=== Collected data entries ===
#####
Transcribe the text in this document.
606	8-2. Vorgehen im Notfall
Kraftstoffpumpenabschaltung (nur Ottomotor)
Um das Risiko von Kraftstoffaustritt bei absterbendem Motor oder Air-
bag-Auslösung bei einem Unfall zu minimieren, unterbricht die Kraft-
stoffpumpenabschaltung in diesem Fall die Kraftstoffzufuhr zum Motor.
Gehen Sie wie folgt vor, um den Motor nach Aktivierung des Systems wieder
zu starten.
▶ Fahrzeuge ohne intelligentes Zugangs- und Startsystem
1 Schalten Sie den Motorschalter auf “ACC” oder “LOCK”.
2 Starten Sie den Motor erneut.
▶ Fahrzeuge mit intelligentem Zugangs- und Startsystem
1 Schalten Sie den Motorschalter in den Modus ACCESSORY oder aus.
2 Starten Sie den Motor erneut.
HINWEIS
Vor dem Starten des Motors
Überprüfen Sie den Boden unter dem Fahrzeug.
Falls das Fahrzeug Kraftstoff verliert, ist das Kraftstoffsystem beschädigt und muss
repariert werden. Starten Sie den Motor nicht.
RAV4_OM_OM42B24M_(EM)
#####
=== Exercise goal ===
The entries above must be returned in full, exactly as shown.

=== Answer for the task ===
Transcribe the text in this document.
606	8-2. Vorgehen im Notfall
Kraftstoffpumpenabschaltung (nur Ottomotor)
Um das Risiko von Kraftstoffaustritt bei absterbendem Motor oder Air-
bag-Auslösung bei einem Unfall zu minimieren, unterbricht die Kraft-
stoffpumpenabschaltung in diesem Fall die Kraftstoffzufuhr zum Motor.
Gehen Sie wie folgt vor, um den Motor nach Aktivierung des Systems wieder
zu starten.
▶ Fahrzeuge ohne intelligentes Zugangs- und Startsystem
1 Schalten Sie den Motorschalter auf “ACC” oder “LOCK”.
2 Starten Sie den Motor erneut.
▶ Fahrzeuge mit intelligentem Zugangs- und Startsystem
1 Schalten Sie den Motorschalter in den Modus ACCESSORY oder aus.
2 Starten Sie den Motor erneut.
HINWEIS
Vor dem Starten des Motors
Überprüfen Sie den Boden unter dem Fahrzeug.
Falls das Fahrzeug Kraftstoff verliert, ist das Kraftstoffsystem beschädigt und muss
repariert werden. Starten Sie den Motor nicht.
RAV4_OM_OM42B24M_(EM)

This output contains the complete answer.